--- START DOCUMENT EXCERPT ---

By Wesley MorrisPosted Monday, Oct. 22, 2007, at 7:45 AM ET
Perry uses the genre to deliver easily digestible hope. In Diary of a Mad Black Woman, the message was: "Don't let your man take your self-respect (or your house)." In Daddy's Little Girls, it was: "Ladies, good men are out there. Even if they work under the hood of a car and have a bonkers baby mama, if he loves you, take him!" Black women, it turns out, are thrilled to see themselves in movies both as they live and as they aspire to live. The women who write in to tell me that I don't adore Perry's movies enough usually mention that his films give them hope for true love and greater success. I've never gotten that letter from a Martin Scorsese fan.
In Why Did I Get Married?, Jill Scott's overweight, insecure character, Sheila, finally works up the courage not just to leave her nasty husband but to tell off the friend he cheated on her with. By the end of the picture, she also lets herself succumb to the advances of a new, inarguably decent man. As would be the case in any self-respecting women's picture, Perry stages Sheila's revenge at a fancy gala where, of course, she looks fantastic.

--- END DOCUMENT EXCERPT ---

__EXERCISE INSTRUCTIONS__
**A.** List every film title named in the review excerpt.
**B.** Set down the review excerpt word for word, everything from "By Wesley MorrisPosted" down to "Martin Scorsese fan.".
**C.** According to the review excerpt, where does Perry stage Sheila's revenge?
The items are not needed for anything here.

--- START MATERIAL SHOWN ---

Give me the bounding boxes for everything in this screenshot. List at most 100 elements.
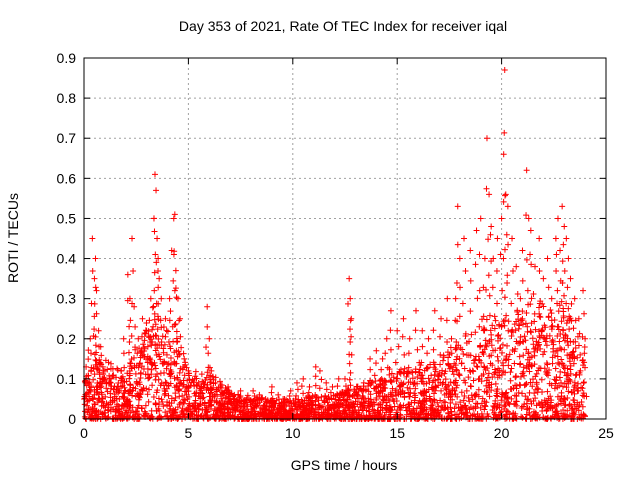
data-point <box>103 400 110 407</box>
data-point <box>160 345 167 352</box>
data-point <box>427 361 434 368</box>
data-point <box>542 338 549 345</box>
data-point <box>554 215 561 222</box>
data-point <box>476 375 483 382</box>
data-point <box>460 350 467 357</box>
data-point <box>576 330 583 337</box>
data-point <box>208 367 215 374</box>
data-point <box>203 412 210 419</box>
data-point <box>159 333 166 340</box>
data-point <box>129 387 136 394</box>
data-point <box>239 408 246 415</box>
data-point <box>172 267 179 274</box>
data-point <box>95 327 102 334</box>
data-point <box>347 326 353 333</box>
data-point <box>582 335 589 342</box>
data-point <box>458 405 465 412</box>
data-point <box>498 323 505 330</box>
data-point <box>148 407 155 414</box>
data-point <box>155 284 162 291</box>
data-point <box>448 414 455 421</box>
data-point <box>114 365 121 372</box>
data-point <box>162 315 169 322</box>
data-point <box>579 385 586 392</box>
data-point <box>171 375 178 382</box>
data-point <box>102 393 109 400</box>
data-point <box>453 338 460 345</box>
data-point <box>211 405 218 412</box>
data-point <box>438 315 445 322</box>
data-point <box>529 383 536 390</box>
data-point <box>173 382 180 389</box>
data-point <box>159 398 166 405</box>
data-point <box>119 382 126 389</box>
data-point <box>481 388 488 395</box>
data-point <box>459 300 466 307</box>
data-point <box>439 404 446 411</box>
data-point <box>173 328 180 335</box>
data-point <box>91 405 98 412</box>
data-point <box>299 404 306 411</box>
data-point <box>181 372 188 379</box>
data-point <box>448 335 455 342</box>
data-point <box>550 345 557 352</box>
data-point <box>488 336 495 343</box>
data-point <box>412 392 419 399</box>
data-point <box>268 383 275 390</box>
data-point <box>176 351 183 358</box>
data-point <box>173 294 180 301</box>
data-point <box>548 317 555 324</box>
data-point <box>173 347 180 354</box>
data-point <box>191 375 198 382</box>
data-point <box>514 308 521 315</box>
data-point <box>157 382 164 389</box>
data-point <box>147 295 154 302</box>
data-point <box>301 397 308 404</box>
data-point <box>203 384 210 391</box>
data-point <box>281 403 288 410</box>
data-point <box>156 407 163 414</box>
data-point <box>121 364 128 371</box>
data-point <box>135 364 142 371</box>
data-point <box>461 377 468 384</box>
data-point <box>564 371 571 378</box>
data-point <box>109 372 116 379</box>
y-tick-label: 0.7 <box>57 130 77 146</box>
data-point <box>413 410 420 417</box>
data-point <box>206 364 213 371</box>
data-point <box>288 403 295 410</box>
data-point <box>281 395 288 402</box>
data-point <box>536 304 543 311</box>
data-point <box>115 380 122 387</box>
data-point <box>341 397 348 404</box>
x-tick-label: 15 <box>389 425 405 441</box>
data-point <box>148 366 155 373</box>
data-point <box>347 409 354 416</box>
data-point <box>536 267 543 274</box>
data-point <box>453 279 460 286</box>
data-point <box>574 354 581 361</box>
data-point <box>408 410 415 417</box>
data-point <box>568 413 575 420</box>
data-point <box>554 287 561 294</box>
data-point <box>552 365 559 372</box>
data-point <box>152 362 159 369</box>
data-point <box>489 407 496 414</box>
data-point <box>523 365 530 372</box>
data-point <box>515 325 522 332</box>
data-point <box>237 387 244 394</box>
data-point <box>477 404 484 411</box>
data-point <box>392 389 399 396</box>
data-point <box>547 393 554 400</box>
data-point <box>568 300 575 307</box>
data-point <box>263 399 270 406</box>
data-point <box>114 367 121 374</box>
data-point <box>147 356 154 363</box>
data-point <box>151 359 158 366</box>
data-point <box>501 322 508 329</box>
data-point <box>95 391 102 398</box>
data-point <box>560 407 567 414</box>
data-point <box>377 404 384 411</box>
data-point <box>85 356 92 363</box>
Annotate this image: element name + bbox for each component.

--- END MATERIAL SHOWN ---

__EXPECTED RESPONSES__
**A.**
Diary of a Mad Black Woman
Daddy's Little Girls
Why Did I Get Married?

**B.**
By Wesley MorrisPosted Monday, Oct. 22, 2007, at 7:45 AM ET
Perry uses the genre to deliver easily digestible hope. In Diary of a Mad Black Woman, the message was: "Don't let your man take your self-respect (or your house)." In Daddy's Little Girls, it was: "Ladies, good men are out there. Even if they work under the hood of a car and have a bonkers baby mama, if he loves you, take him!" Black women, it turns out, are thrilled to see themselves in movies both as they live and as they aspire to live. The women who write in to tell me that I don't adore Perry's movies enough usually mention that his films give them hope for true love and greater success. I've never gotten that letter from a Martin Scorsese fan.

**C.** At a fancy gala.